# [GIVEN TASK]
Locate every line that holds the string "following" and copy it.

# [EXERCISE INPUTS]
┌────────

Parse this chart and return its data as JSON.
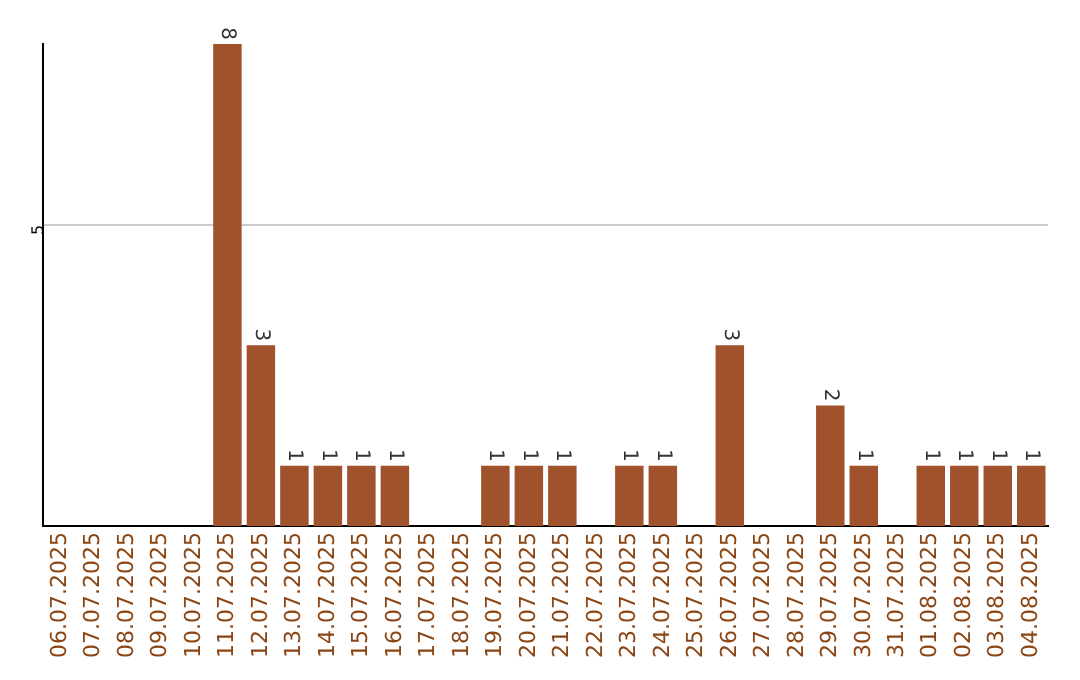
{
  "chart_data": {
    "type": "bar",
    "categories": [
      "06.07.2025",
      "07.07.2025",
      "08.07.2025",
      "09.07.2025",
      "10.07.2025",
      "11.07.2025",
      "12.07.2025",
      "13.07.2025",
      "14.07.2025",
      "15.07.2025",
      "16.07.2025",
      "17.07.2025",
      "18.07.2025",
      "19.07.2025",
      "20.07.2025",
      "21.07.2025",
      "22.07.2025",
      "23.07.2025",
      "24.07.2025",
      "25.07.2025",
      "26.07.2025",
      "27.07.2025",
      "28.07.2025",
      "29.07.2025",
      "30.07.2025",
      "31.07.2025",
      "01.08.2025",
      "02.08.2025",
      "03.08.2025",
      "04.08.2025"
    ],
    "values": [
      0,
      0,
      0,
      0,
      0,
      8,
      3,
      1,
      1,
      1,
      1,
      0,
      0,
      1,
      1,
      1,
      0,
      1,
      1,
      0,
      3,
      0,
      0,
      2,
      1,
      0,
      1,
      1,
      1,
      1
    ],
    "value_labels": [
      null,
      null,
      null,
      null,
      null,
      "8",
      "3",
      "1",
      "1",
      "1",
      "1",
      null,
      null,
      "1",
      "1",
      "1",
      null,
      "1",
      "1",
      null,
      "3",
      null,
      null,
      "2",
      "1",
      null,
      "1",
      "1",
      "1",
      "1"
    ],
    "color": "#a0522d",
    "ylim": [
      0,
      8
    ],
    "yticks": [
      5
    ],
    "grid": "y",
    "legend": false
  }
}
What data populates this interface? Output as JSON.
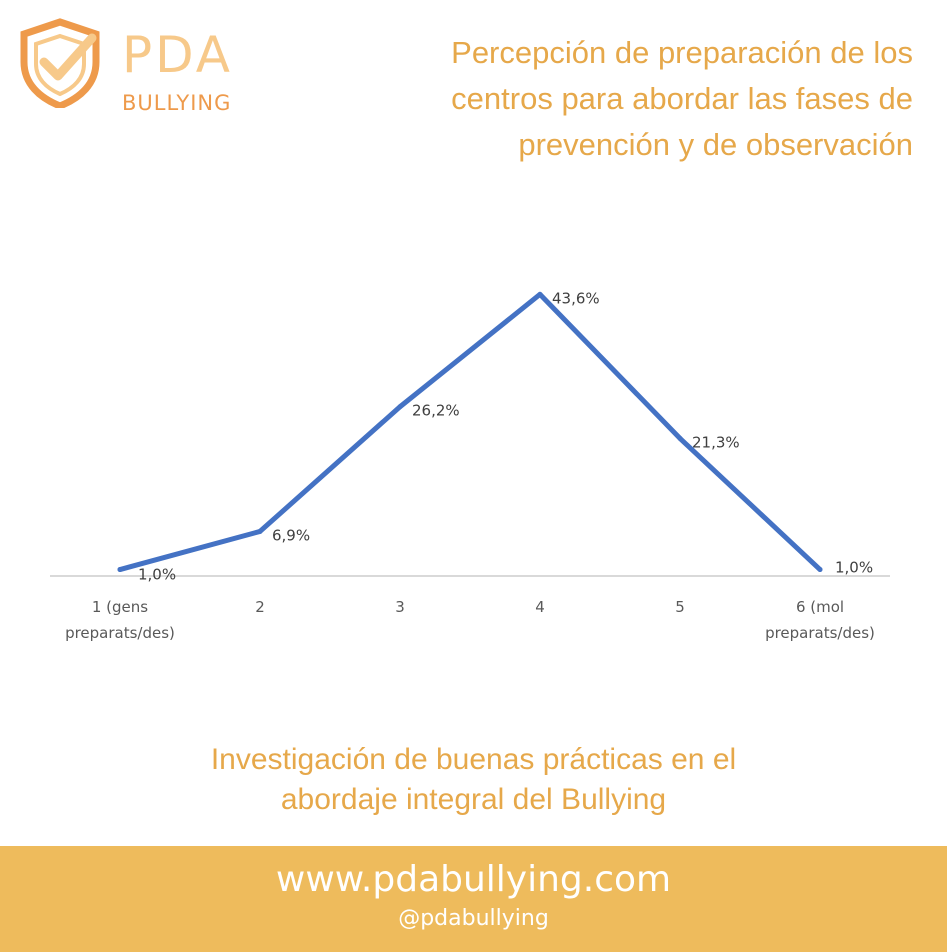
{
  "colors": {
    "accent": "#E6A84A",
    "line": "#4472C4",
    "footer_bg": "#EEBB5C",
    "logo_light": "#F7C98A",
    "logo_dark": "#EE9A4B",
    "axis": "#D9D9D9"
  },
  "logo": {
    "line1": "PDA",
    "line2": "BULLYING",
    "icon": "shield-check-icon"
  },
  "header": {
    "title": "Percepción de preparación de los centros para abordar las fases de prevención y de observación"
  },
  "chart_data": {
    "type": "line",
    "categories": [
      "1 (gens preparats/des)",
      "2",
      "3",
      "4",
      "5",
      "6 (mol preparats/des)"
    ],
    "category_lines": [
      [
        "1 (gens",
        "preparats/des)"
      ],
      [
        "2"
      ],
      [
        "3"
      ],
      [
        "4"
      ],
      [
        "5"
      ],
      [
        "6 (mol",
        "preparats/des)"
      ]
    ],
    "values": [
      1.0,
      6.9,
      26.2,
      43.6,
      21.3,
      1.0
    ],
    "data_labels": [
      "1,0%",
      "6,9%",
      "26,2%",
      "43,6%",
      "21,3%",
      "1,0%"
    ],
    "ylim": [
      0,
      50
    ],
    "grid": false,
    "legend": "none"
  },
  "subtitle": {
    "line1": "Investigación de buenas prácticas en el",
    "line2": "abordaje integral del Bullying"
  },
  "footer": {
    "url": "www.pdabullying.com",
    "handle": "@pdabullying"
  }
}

└────────
┌────────

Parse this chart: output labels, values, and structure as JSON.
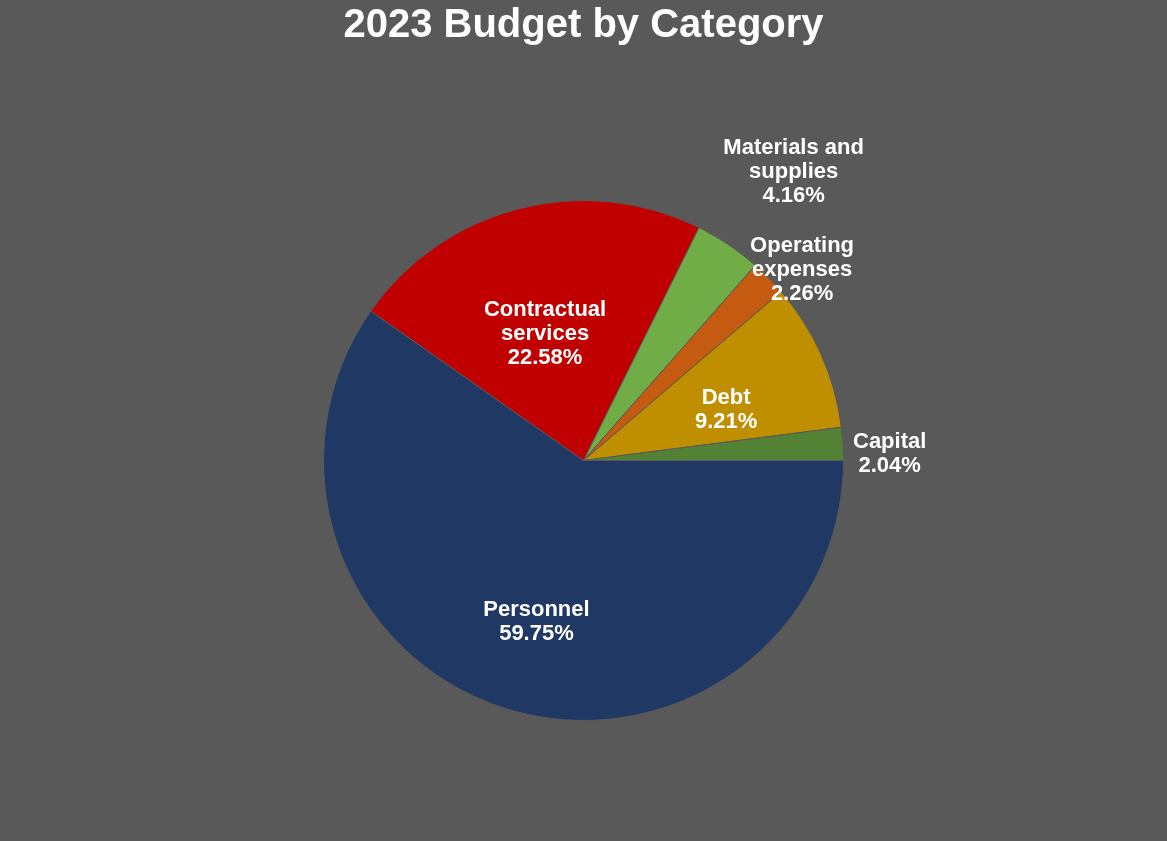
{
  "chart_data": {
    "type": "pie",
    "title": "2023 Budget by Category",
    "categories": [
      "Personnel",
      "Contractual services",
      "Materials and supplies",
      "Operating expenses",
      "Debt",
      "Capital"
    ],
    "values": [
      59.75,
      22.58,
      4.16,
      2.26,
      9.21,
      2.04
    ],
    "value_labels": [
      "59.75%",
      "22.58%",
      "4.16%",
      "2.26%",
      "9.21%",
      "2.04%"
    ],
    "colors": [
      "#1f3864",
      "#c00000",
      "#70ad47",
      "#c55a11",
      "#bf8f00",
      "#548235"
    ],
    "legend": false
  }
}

└────────
┌────────

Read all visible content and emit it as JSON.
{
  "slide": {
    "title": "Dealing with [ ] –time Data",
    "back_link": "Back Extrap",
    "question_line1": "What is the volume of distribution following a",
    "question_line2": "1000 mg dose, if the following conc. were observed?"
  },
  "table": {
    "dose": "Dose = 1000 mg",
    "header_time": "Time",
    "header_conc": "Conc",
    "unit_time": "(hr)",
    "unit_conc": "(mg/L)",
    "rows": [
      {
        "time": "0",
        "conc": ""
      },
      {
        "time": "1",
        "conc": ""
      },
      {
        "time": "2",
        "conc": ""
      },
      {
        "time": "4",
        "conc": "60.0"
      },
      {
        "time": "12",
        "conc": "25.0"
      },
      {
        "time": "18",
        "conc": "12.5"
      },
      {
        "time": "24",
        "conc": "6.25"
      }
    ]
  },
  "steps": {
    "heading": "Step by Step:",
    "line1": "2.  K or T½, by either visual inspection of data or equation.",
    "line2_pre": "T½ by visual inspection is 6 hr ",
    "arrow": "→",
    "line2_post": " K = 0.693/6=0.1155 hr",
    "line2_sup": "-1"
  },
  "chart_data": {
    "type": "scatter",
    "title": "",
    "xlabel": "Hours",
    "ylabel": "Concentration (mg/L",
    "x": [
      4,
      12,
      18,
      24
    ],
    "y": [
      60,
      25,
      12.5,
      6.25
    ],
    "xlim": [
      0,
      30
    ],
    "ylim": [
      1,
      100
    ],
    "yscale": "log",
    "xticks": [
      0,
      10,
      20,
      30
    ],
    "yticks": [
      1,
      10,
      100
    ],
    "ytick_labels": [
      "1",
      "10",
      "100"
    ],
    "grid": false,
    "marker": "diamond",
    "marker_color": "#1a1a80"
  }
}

└────────

# [EXPECTED ANSWER]
    "question_line1": "What is the volume of distribution following a",
    "question_line2": "1000 mg dose, if the following conc. were observed?"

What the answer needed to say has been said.